What you will do: Make an exact copy of all the records.

Records supplied:
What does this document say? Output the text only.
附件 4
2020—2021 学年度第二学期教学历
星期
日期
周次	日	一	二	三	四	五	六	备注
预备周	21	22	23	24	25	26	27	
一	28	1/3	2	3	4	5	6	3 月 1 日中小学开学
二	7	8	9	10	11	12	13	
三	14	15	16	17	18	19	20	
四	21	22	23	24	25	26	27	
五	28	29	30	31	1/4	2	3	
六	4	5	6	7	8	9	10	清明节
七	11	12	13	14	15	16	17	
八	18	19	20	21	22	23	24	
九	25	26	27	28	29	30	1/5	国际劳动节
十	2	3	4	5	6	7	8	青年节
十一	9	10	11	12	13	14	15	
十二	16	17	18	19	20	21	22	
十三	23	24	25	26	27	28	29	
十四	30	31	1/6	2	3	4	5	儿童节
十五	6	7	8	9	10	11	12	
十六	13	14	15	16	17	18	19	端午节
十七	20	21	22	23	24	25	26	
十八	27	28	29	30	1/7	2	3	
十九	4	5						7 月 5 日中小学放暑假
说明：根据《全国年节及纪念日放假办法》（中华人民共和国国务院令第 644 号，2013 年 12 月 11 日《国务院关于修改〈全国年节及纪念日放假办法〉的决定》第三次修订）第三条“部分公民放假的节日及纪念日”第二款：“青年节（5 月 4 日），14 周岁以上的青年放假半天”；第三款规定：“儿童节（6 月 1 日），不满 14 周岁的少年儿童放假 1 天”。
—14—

Answer to the exercise:
What does this document say? Output the text only.
附件 4
2020—2021 学年度第二学期教学历
星期
日期
周次	日	一	二	三	四	五	六	备注
预备周	21	22	23	24	25	26	27	
一	28	1/3	2	3	4	5	6	3 月 1 日中小学开学
二	7	8	9	10	11	12	13	
三	14	15	16	17	18	19	20	
四	21	22	23	24	25	26	27	
五	28	29	30	31	1/4	2	3	
六	4	5	6	7	8	9	10	清明节
七	11	12	13	14	15	16	17	
八	18	19	20	21	22	23	24	
九	25	26	27	28	29	30	1/5	国际劳动节
十	2	3	4	5	6	7	8	青年节
十一	9	10	11	12	13	14	15	
十二	16	17	18	19	20	21	22	
十三	23	24	25	26	27	28	29	
十四	30	31	1/6	2	3	4	5	儿童节
十五	6	7	8	9	10	11	12	
十六	13	14	15	16	17	18	19	端午节
十七	20	21	22	23	24	25	26	
十八	27	28	29	30	1/7	2	3	
十九	4	5						7 月 5 日中小学放暑假
说明：根据《全国年节及纪念日放假办法》（中华人民共和国国务院令第 644 号，2013 年 12 月 11 日《国务院关于修改〈全国年节及纪念日放假办法〉的决定》第三次修订）第三条“部分公民放假的节日及纪念日”第二款：“青年节（5 月 4 日），14 周岁以上的青年放假半天”；第三款规定：“儿童节（6 月 1 日），不满 14 周岁的少年儿童放假 1 天”。
—14—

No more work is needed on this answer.